» WHAT IS REQUIRED: Copy every line of the data in which the word "take" occurs.

-- Start DATA FOR THIS TASK --

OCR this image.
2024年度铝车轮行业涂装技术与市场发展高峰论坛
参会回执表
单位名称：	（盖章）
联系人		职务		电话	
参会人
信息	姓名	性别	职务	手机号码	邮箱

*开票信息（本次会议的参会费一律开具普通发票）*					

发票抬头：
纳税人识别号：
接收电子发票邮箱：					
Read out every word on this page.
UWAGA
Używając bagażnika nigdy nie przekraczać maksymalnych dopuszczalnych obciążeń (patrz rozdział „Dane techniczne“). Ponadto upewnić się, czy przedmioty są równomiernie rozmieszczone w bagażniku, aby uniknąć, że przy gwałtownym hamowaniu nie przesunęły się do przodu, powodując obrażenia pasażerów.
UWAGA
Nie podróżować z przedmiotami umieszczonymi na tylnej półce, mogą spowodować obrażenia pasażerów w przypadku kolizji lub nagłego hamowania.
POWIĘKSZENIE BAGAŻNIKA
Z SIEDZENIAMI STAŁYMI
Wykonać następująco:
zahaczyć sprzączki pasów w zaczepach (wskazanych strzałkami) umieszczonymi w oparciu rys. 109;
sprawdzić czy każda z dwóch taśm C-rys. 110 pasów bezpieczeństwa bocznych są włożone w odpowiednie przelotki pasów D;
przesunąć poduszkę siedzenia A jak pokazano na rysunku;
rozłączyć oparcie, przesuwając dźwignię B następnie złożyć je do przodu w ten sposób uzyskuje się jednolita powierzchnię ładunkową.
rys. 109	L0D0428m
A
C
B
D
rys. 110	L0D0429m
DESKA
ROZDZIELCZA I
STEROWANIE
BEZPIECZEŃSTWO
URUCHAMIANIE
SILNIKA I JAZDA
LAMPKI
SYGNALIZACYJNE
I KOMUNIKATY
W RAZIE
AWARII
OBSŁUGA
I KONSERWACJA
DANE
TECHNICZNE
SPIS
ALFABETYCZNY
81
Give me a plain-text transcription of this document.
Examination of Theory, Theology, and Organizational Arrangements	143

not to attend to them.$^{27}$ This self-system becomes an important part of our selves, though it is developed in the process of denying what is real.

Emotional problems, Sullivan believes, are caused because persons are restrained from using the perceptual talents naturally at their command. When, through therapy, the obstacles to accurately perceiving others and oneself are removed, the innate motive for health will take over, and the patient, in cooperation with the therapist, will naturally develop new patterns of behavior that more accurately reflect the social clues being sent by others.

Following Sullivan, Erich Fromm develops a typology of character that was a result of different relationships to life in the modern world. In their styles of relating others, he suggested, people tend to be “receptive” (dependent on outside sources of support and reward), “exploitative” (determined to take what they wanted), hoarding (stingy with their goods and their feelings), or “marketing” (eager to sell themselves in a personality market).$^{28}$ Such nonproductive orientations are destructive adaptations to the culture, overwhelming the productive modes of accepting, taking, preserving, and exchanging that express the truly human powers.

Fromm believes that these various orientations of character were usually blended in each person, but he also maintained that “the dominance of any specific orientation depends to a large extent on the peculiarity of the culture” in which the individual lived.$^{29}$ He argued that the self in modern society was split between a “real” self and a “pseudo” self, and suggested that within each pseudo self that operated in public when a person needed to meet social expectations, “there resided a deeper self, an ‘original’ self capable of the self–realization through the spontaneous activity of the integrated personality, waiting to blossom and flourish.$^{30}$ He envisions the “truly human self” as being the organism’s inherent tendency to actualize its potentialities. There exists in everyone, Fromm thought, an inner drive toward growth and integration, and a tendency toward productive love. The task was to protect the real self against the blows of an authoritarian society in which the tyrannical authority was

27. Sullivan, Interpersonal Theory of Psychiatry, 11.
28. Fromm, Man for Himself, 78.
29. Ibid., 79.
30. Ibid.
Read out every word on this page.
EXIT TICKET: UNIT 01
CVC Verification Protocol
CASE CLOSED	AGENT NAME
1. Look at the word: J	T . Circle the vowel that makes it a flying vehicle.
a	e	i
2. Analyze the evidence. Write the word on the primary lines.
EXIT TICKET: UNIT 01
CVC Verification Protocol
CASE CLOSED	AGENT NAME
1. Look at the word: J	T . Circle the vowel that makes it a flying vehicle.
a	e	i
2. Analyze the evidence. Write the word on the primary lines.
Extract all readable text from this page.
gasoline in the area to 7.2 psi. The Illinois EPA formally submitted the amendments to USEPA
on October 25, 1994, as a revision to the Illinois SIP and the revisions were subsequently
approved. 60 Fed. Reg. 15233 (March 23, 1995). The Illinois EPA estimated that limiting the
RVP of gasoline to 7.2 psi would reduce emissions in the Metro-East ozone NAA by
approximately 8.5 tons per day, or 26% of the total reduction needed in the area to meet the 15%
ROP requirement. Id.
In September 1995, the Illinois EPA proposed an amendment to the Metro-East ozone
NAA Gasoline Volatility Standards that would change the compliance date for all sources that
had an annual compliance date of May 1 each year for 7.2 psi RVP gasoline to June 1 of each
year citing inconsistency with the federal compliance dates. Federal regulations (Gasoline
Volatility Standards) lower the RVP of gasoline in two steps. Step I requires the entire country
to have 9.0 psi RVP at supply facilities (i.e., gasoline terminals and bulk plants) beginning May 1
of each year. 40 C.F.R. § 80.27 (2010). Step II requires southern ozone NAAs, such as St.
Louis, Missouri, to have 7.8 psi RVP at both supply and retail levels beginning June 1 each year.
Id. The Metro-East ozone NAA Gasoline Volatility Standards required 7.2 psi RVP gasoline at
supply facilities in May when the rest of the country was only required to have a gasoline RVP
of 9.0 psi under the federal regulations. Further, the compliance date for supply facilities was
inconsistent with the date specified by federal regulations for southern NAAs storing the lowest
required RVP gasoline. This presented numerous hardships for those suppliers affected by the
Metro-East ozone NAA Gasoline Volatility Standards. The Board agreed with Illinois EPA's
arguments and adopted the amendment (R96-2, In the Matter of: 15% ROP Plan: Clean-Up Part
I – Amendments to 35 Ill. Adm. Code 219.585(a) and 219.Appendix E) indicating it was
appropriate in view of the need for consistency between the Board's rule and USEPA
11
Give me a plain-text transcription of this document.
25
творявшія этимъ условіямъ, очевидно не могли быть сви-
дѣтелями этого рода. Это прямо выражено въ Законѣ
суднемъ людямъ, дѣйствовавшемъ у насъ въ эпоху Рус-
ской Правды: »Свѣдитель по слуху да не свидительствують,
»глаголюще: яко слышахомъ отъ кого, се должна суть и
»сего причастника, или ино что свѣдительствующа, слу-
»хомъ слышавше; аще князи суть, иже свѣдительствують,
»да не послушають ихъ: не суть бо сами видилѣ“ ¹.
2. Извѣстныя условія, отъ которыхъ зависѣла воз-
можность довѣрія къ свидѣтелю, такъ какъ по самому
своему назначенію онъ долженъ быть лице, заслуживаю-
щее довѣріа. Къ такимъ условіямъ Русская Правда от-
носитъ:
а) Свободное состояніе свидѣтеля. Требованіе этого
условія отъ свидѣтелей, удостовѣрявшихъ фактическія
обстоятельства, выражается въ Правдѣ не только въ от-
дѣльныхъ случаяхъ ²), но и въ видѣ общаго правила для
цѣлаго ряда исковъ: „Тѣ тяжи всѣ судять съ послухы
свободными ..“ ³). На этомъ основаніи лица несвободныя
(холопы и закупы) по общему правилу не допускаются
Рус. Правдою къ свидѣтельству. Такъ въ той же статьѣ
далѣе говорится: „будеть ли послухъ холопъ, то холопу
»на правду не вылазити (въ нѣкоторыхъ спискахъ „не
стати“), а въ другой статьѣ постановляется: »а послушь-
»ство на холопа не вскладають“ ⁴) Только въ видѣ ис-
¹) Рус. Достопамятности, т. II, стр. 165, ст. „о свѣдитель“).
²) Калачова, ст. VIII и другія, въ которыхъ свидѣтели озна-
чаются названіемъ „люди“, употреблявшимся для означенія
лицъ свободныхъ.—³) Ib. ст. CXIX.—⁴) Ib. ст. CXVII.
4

-- End DATA FOR THIS TASK --

» THE RESULT:
Emotional problems, Sullivan believes, are caused because persons are restrained from using the perceptual talents naturally at their command. When, through therapy, the obstacles to accurately perceiving others and oneself are removed, the innate motive for health will take over, and the patient, in cooperation with the therapist, will naturally develop new patterns of behavior that more accurately reflect the social clues being sent by others.
Following Sullivan, Erich Fromm develops a typology of character that was a result of different relationships to life in the modern world. In their styles of relating others, he suggested, people tend to be “receptive” (dependent on outside sources of support and reward), “exploitative” (determined to take what they wanted), hoarding (stingy with their goods and their feelings), or “marketing” (eager to sell themselves in a personality market).$^{28}$ Such nonproductive orientations are destructive adaptations to the culture, overwhelming the productive modes of accepting, taking, preserving, and exchanging that express the truly human powers.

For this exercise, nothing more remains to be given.